Each record that follows should be repeated exactly, minus any images.

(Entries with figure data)

-- -- --

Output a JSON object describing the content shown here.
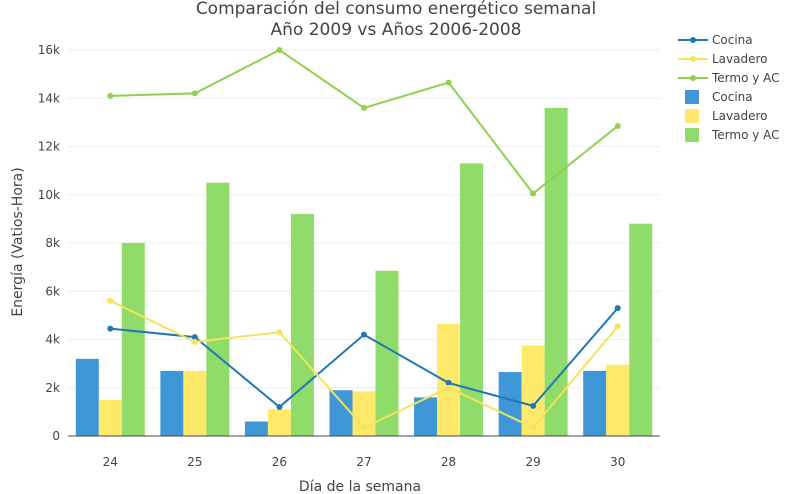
{
  "chart_data": {
    "type": "bar",
    "title_line1": "Comparación del consumo energético semanal",
    "title_line2": "Año 2009 vs Años 2006-2008",
    "xlabel": "Día de la semana",
    "ylabel": "Energía (Vatios-Hora)",
    "categories": [
      "24",
      "25",
      "26",
      "27",
      "28",
      "29",
      "30"
    ],
    "ylim": [
      0,
      17000
    ],
    "yticks": [
      0,
      2000,
      4000,
      6000,
      8000,
      10000,
      12000,
      14000,
      16000
    ],
    "ytick_labels": [
      "0",
      "2k",
      "4k",
      "6k",
      "8k",
      "10k",
      "12k",
      "14k",
      "16k"
    ],
    "grid": true,
    "legend_position": "top-right",
    "line_series": [
      {
        "name": "Cocina",
        "color": "#1f77b4",
        "values": [
          4450,
          4100,
          1200,
          4200,
          2200,
          1250,
          5300
        ]
      },
      {
        "name": "Lavadero",
        "color": "#f5e35a",
        "values": [
          5600,
          3900,
          4300,
          350,
          2000,
          350,
          4550
        ]
      },
      {
        "name": "Termo y AC",
        "color": "#8fd14f",
        "values": [
          14100,
          14200,
          16000,
          13600,
          14650,
          10050,
          12850
        ]
      }
    ],
    "bar_series": [
      {
        "name": "Cocina",
        "color": "#3f97d8",
        "values": [
          3200,
          2700,
          600,
          1900,
          1600,
          2650,
          2700
        ]
      },
      {
        "name": "Lavadero",
        "color": "#ffe96a",
        "values": [
          1500,
          2700,
          1100,
          1850,
          4650,
          3750,
          2950
        ]
      },
      {
        "name": "Termo y AC",
        "color": "#90dc6a",
        "values": [
          8000,
          10500,
          9200,
          6850,
          11300,
          13600,
          8800
        ]
      }
    ]
  }
}
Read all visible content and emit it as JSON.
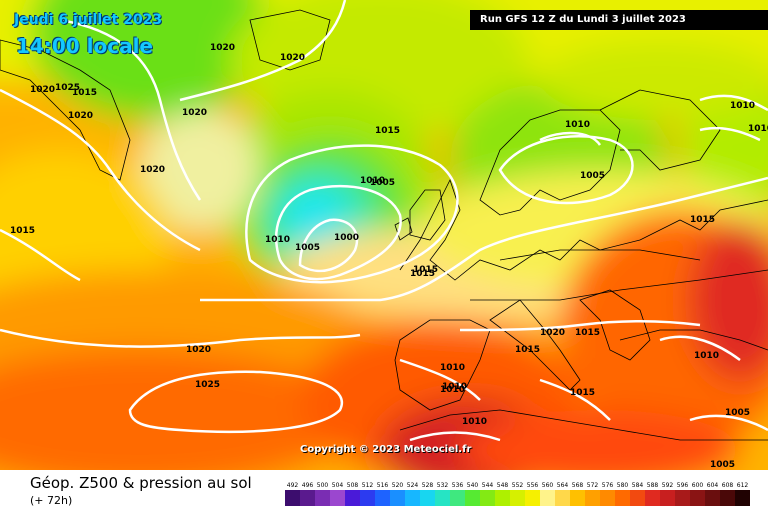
{
  "header": {
    "date": "Jeudi 6 juillet 2023",
    "time": "14:00 locale",
    "run": "Run GFS 12 Z du Lundi 3 juillet 2023"
  },
  "footer": {
    "copyright": "Copyright © 2023 Meteociel.fr",
    "title": "Géop. Z500 & pression au sol",
    "subtitle": "(+ 72h)"
  },
  "isobars": {
    "labels": [
      "1020",
      "1025",
      "1020",
      "1020",
      "1020",
      "1015",
      "1020",
      "1020",
      "1015",
      "1010",
      "1005",
      "1010",
      "1005",
      "1000",
      "1015",
      "1020",
      "1025",
      "1020",
      "1015",
      "1015",
      "1015",
      "1015",
      "1010",
      "1010",
      "1010",
      "1015",
      "1010",
      "1010",
      "1010",
      "1010",
      "1005",
      "1005",
      "1010",
      "1005",
      "1015"
    ]
  },
  "legend": {
    "unit_labels": [
      "492",
      "496",
      "500",
      "504",
      "508",
      "512",
      "516",
      "520",
      "524",
      "528",
      "532",
      "536",
      "540",
      "544",
      "548",
      "552",
      "556",
      "560",
      "564",
      "568",
      "572",
      "576",
      "580",
      "584",
      "588",
      "592",
      "596",
      "600",
      "604",
      "608",
      "612"
    ],
    "colors": [
      "#3c0d6e",
      "#5a1a8e",
      "#7a2db3",
      "#9b47cf",
      "#4a1ad8",
      "#2c3bf0",
      "#1e63ff",
      "#1a8fff",
      "#17b7ff",
      "#18d6f0",
      "#26e4c4",
      "#3fe87f",
      "#56ea32",
      "#83ea14",
      "#aef000",
      "#d6f000",
      "#f6f000",
      "#fff38a",
      "#ffd84a",
      "#ffc000",
      "#ffa000",
      "#ff8a00",
      "#ff6a00",
      "#f24a10",
      "#e02a20",
      "#c81f1f",
      "#a81a1a",
      "#8a1414",
      "#6a0e0e",
      "#4a0808",
      "#200202"
    ]
  }
}
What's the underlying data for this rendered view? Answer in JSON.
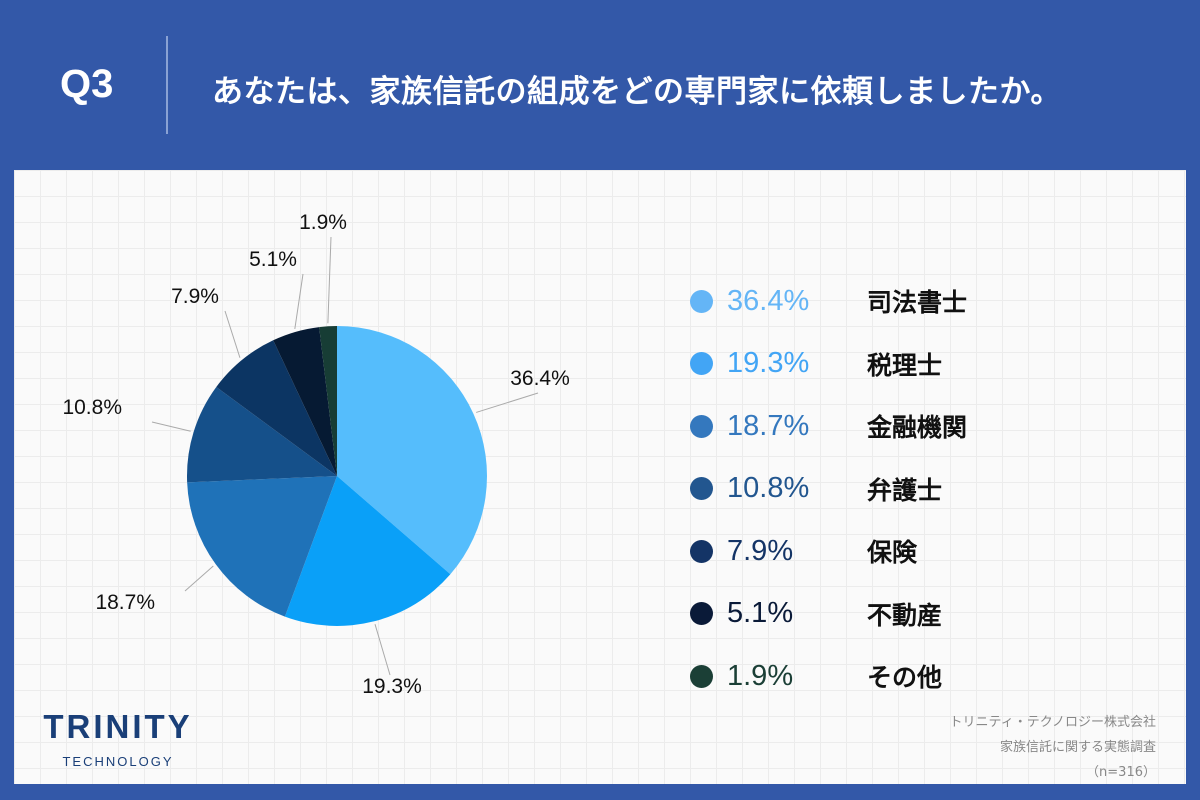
{
  "header": {
    "q_label": "Q3",
    "question": "あなたは、家族信託の組成をどの専門家に依頼しましたか。"
  },
  "chart_data": {
    "type": "pie",
    "start": "top",
    "direction": "clockwise",
    "categories": [
      "司法書士",
      "税理士",
      "金融機関",
      "弁護士",
      "保険",
      "不動産",
      "その他"
    ],
    "values": [
      36.4,
      19.3,
      18.7,
      10.8,
      7.9,
      5.1,
      1.9
    ],
    "data_labels": [
      "36.4%",
      "19.3%",
      "18.7%",
      "10.8%",
      "7.9%",
      "5.1%",
      "1.9%"
    ],
    "slice_colors": [
      "#55bdfc",
      "#0aa0f8",
      "#1f72b8",
      "#15508a",
      "#0c3563",
      "#061a33",
      "#173d35"
    ],
    "legend_colors": [
      "#64b5f6",
      "#42a5f5",
      "#3478be",
      "#22568f",
      "#143466",
      "#0a1a38",
      "#1b3f36"
    ],
    "legend_placement": "right"
  },
  "footer": {
    "logo_main": "TRINITY",
    "logo_sub": "TECHNOLOGY",
    "source_lines": [
      "トリニティ・テクノロジー株式会社",
      "家族信託に関する実態調査",
      "（n=316）"
    ]
  }
}
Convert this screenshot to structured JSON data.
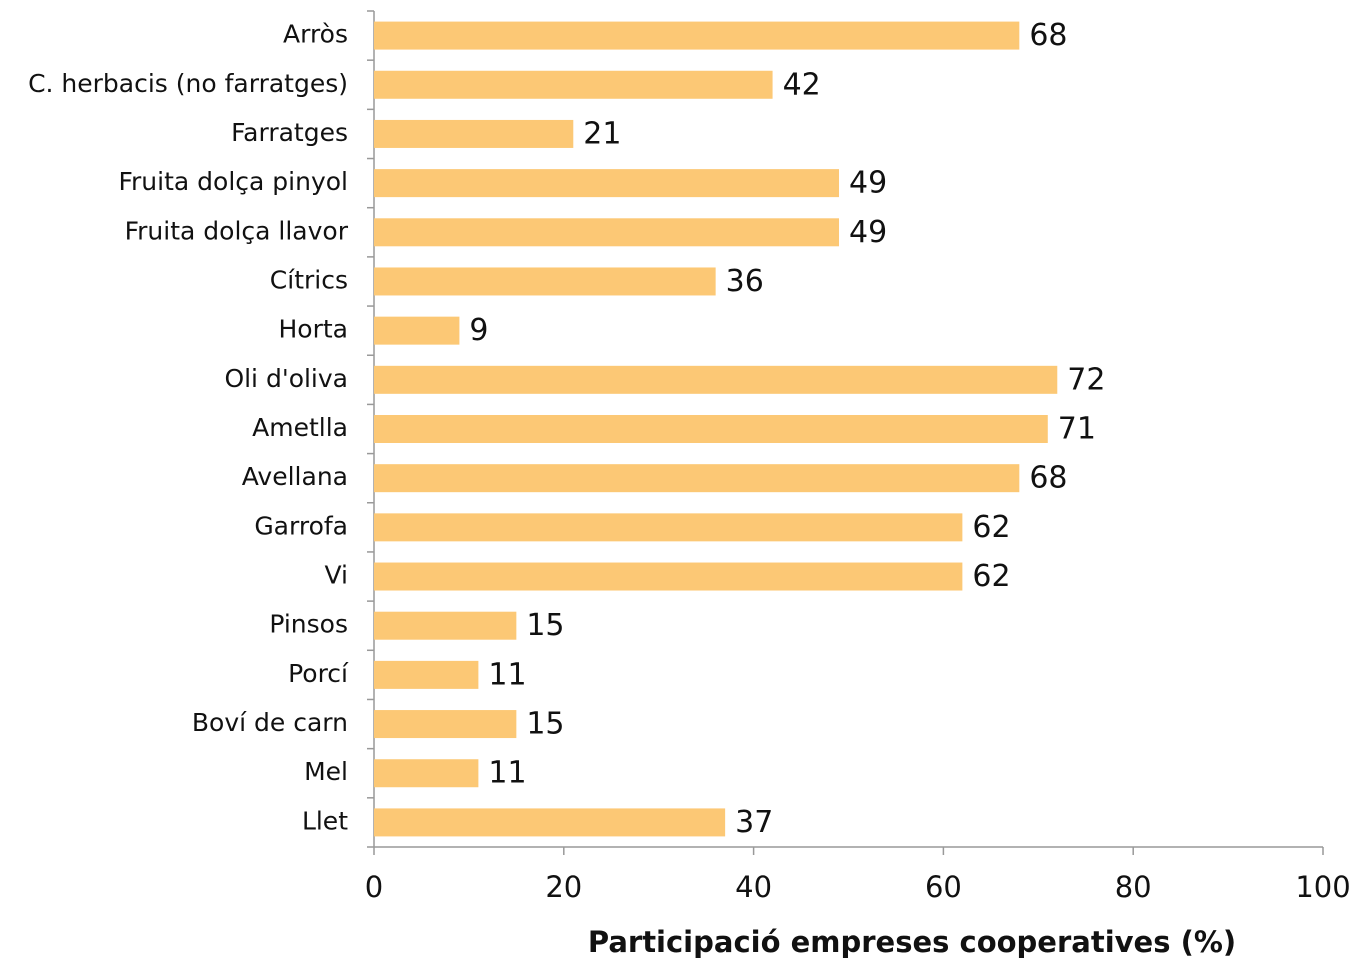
{
  "chart_data": {
    "type": "hbar",
    "xlabel": "Participació empreses cooperatives (%)",
    "categories": [
      "Arròs",
      "C. herbacis (no farratges)",
      "Farratges",
      "Fruita dolça pinyol",
      "Fruita dolça llavor",
      "Cítrics",
      "Horta",
      "Oli d'oliva",
      "Ametlla",
      "Avellana",
      "Garrofa",
      "Vi",
      "Pinsos",
      "Porcí",
      "Boví de carn",
      "Mel",
      "Llet"
    ],
    "values": [
      68,
      42,
      21,
      49,
      49,
      36,
      9,
      72,
      71,
      68,
      62,
      62,
      15,
      11,
      15,
      11,
      37
    ],
    "color": "#fcc875",
    "xlim": [
      0,
      100
    ],
    "xticks": [
      0,
      20,
      40,
      60,
      80,
      100
    ],
    "grid": false
  }
}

-- -- --

*OUTPUT BELOW*
Output a JSON object describing the content shown here.
{
  "chart_data": {
    "type": "bar",
    "title_line1": "Comparación del consumo energético semanal",
    "title_line2": "Año 2009 vs Años 2006-2008",
    "xlabel": "Día de la semana",
    "ylabel": "Energía (Vatios-Hora)",
    "categories": [
      "24",
      "25",
      "26",
      "27",
      "28",
      "29",
      "30"
    ],
    "ylim": [
      0,
      17000
    ],
    "yticks": [
      0,
      2000,
      4000,
      6000,
      8000,
      10000,
      12000,
      14000,
      16000
    ],
    "ytick_labels": [
      "0",
      "2k",
      "4k",
      "6k",
      "8k",
      "10k",
      "12k",
      "14k",
      "16k"
    ],
    "grid": true,
    "legend_position": "top-right",
    "line_series": [
      {
        "name": "Cocina",
        "color": "#1f77b4",
        "values": [
          4450,
          4100,
          1200,
          4200,
          2200,
          1250,
          5300
        ]
      },
      {
        "name": "Lavadero",
        "color": "#f5e35a",
        "values": [
          5600,
          3900,
          4300,
          350,
          2000,
          350,
          4550
        ]
      },
      {
        "name": "Termo y AC",
        "color": "#8fd14f",
        "values": [
          14100,
          14200,
          16000,
          13600,
          14650,
          10050,
          12850
        ]
      }
    ],
    "bar_series": [
      {
        "name": "Cocina",
        "color": "#3f97d8",
        "values": [
          3200,
          2700,
          600,
          1900,
          1600,
          2650,
          2700
        ]
      },
      {
        "name": "Lavadero",
        "color": "#ffe96a",
        "values": [
          1500,
          2700,
          1100,
          1850,
          4650,
          3750,
          2950
        ]
      },
      {
        "name": "Termo y AC",
        "color": "#90dc6a",
        "values": [
          8000,
          10500,
          9200,
          6850,
          11300,
          13600,
          8800
        ]
      }
    ]
  }
}
Read all visible content and emit it as JSON.
{
  "header": {
    "date": "Jeudi 6 juillet 2023",
    "time": "14:00 locale",
    "run": "Run GFS 12 Z du Lundi 3 juillet 2023"
  },
  "footer": {
    "copyright": "Copyright © 2023 Meteociel.fr",
    "title": "Géop. Z500 & pression au sol",
    "subtitle": "(+ 72h)"
  },
  "isobars": {
    "labels": [
      "1020",
      "1025",
      "1020",
      "1020",
      "1020",
      "1015",
      "1020",
      "1020",
      "1015",
      "1010",
      "1005",
      "1010",
      "1005",
      "1000",
      "1015",
      "1020",
      "1025",
      "1020",
      "1015",
      "1015",
      "1015",
      "1015",
      "1010",
      "1010",
      "1010",
      "1015",
      "1010",
      "1010",
      "1010",
      "1010",
      "1005",
      "1005",
      "1010",
      "1005",
      "1015"
    ]
  },
  "legend": {
    "unit_labels": [
      "492",
      "496",
      "500",
      "504",
      "508",
      "512",
      "516",
      "520",
      "524",
      "528",
      "532",
      "536",
      "540",
      "544",
      "548",
      "552",
      "556",
      "560",
      "564",
      "568",
      "572",
      "576",
      "580",
      "584",
      "588",
      "592",
      "596",
      "600",
      "604",
      "608",
      "612"
    ],
    "colors": [
      "#3c0d6e",
      "#5a1a8e",
      "#7a2db3",
      "#9b47cf",
      "#4a1ad8",
      "#2c3bf0",
      "#1e63ff",
      "#1a8fff",
      "#17b7ff",
      "#18d6f0",
      "#26e4c4",
      "#3fe87f",
      "#56ea32",
      "#83ea14",
      "#aef000",
      "#d6f000",
      "#f6f000",
      "#fff38a",
      "#ffd84a",
      "#ffc000",
      "#ffa000",
      "#ff8a00",
      "#ff6a00",
      "#f24a10",
      "#e02a20",
      "#c81f1f",
      "#a81a1a",
      "#8a1414",
      "#6a0e0e",
      "#4a0808",
      "#200202"
    ]
  }
}
What's the underlying data for this rendered view? Answer in JSON.
{
  "header": {
    "q_label": "Q3",
    "question": "あなたは、家族信託の組成をどの専門家に依頼しましたか。"
  },
  "chart_data": {
    "type": "pie",
    "start": "top",
    "direction": "clockwise",
    "categories": [
      "司法書士",
      "税理士",
      "金融機関",
      "弁護士",
      "保険",
      "不動産",
      "その他"
    ],
    "values": [
      36.4,
      19.3,
      18.7,
      10.8,
      7.9,
      5.1,
      1.9
    ],
    "data_labels": [
      "36.4%",
      "19.3%",
      "18.7%",
      "10.8%",
      "7.9%",
      "5.1%",
      "1.9%"
    ],
    "slice_colors": [
      "#55bdfc",
      "#0aa0f8",
      "#1f72b8",
      "#15508a",
      "#0c3563",
      "#061a33",
      "#173d35"
    ],
    "legend_colors": [
      "#64b5f6",
      "#42a5f5",
      "#3478be",
      "#22568f",
      "#143466",
      "#0a1a38",
      "#1b3f36"
    ],
    "legend_placement": "right"
  },
  "footer": {
    "logo_main": "TRINITY",
    "logo_sub": "TECHNOLOGY",
    "source_lines": [
      "トリニティ・テクノロジー株式会社",
      "家族信託に関する実態調査",
      "（n=316）"
    ]
  }
}
Convert this screenshot to structured JSON data.
{
  "chart_data": {
    "type": "hbar",
    "xlabel": "Participació empreses cooperatives (%)",
    "categories": [
      "Arròs",
      "C. herbacis (no farratges)",
      "Farratges",
      "Fruita dolça pinyol",
      "Fruita dolça llavor",
      "Cítrics",
      "Horta",
      "Oli d'oliva",
      "Ametlla",
      "Avellana",
      "Garrofa",
      "Vi",
      "Pinsos",
      "Porcí",
      "Boví de carn",
      "Mel",
      "Llet"
    ],
    "values": [
      68,
      42,
      21,
      49,
      49,
      36,
      9,
      72,
      71,
      68,
      62,
      62,
      15,
      11,
      15,
      11,
      37
    ],
    "color": "#fcc875",
    "xlim": [
      0,
      100
    ],
    "xticks": [
      0,
      20,
      40,
      60,
      80,
      100
    ],
    "grid": false
  }
}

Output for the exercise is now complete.